-- Material for this exercise --
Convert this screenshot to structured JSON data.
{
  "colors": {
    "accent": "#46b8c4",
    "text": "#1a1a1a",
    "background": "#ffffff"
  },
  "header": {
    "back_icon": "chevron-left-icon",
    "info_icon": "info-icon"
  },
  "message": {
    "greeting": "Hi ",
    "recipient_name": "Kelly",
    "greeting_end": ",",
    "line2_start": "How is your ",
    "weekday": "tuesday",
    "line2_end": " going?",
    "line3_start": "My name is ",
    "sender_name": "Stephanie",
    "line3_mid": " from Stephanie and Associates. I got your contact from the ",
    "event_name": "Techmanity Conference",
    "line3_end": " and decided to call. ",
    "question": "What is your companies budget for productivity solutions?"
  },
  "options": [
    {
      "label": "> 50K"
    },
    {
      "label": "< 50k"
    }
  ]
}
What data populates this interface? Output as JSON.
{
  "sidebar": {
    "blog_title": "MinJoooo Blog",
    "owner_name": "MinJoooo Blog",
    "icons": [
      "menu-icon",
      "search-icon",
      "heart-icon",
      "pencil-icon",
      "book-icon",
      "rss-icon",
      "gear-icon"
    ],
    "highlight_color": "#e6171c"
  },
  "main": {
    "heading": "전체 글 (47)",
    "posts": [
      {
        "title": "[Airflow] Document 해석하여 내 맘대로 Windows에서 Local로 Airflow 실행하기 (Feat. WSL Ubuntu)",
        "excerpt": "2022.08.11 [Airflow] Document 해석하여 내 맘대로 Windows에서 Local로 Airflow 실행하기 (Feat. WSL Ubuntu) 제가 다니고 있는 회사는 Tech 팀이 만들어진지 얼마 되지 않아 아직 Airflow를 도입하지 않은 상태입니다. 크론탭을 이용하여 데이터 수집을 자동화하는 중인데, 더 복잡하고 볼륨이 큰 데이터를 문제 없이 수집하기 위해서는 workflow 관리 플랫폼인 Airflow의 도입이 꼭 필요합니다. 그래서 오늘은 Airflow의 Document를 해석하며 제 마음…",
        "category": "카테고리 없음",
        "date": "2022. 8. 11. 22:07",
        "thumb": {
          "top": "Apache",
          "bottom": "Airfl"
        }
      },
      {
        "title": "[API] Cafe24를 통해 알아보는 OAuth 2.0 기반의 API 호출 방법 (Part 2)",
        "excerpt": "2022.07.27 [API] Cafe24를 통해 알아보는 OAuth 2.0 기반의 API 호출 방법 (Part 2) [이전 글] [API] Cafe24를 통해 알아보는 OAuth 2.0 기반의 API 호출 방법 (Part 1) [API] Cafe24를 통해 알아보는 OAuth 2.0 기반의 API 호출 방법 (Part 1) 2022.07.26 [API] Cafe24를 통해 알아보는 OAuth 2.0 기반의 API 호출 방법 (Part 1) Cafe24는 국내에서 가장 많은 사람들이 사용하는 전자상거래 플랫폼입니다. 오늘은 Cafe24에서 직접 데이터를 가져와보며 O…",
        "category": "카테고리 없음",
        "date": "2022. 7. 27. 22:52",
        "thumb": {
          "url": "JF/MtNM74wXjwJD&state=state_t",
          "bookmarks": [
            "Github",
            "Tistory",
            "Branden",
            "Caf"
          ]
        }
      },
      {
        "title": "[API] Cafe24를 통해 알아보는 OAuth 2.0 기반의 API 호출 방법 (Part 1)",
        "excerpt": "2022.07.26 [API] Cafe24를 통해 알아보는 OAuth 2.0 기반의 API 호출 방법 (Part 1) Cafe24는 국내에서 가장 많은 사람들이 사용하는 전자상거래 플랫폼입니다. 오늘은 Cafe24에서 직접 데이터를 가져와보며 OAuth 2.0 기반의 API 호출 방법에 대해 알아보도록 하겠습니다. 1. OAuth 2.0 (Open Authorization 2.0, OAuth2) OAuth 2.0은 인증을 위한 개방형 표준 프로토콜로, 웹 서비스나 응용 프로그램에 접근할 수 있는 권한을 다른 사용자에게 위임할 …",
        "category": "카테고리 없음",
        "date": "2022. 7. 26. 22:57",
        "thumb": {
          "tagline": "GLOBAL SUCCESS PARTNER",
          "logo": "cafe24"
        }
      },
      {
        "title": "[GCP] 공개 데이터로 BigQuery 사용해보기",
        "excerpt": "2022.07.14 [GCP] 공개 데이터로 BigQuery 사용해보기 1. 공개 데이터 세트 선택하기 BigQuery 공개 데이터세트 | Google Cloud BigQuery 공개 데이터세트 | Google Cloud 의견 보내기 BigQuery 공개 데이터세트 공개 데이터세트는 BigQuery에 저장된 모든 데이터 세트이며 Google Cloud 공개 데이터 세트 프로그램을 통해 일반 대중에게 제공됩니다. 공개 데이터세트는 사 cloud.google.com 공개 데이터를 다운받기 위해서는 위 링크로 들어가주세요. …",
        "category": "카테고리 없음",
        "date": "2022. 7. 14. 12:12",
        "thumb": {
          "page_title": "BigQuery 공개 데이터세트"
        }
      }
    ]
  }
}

-- Short problem --
Say how many lines above contain the string "가져와보며". Answer with the number only.

-- Output --
2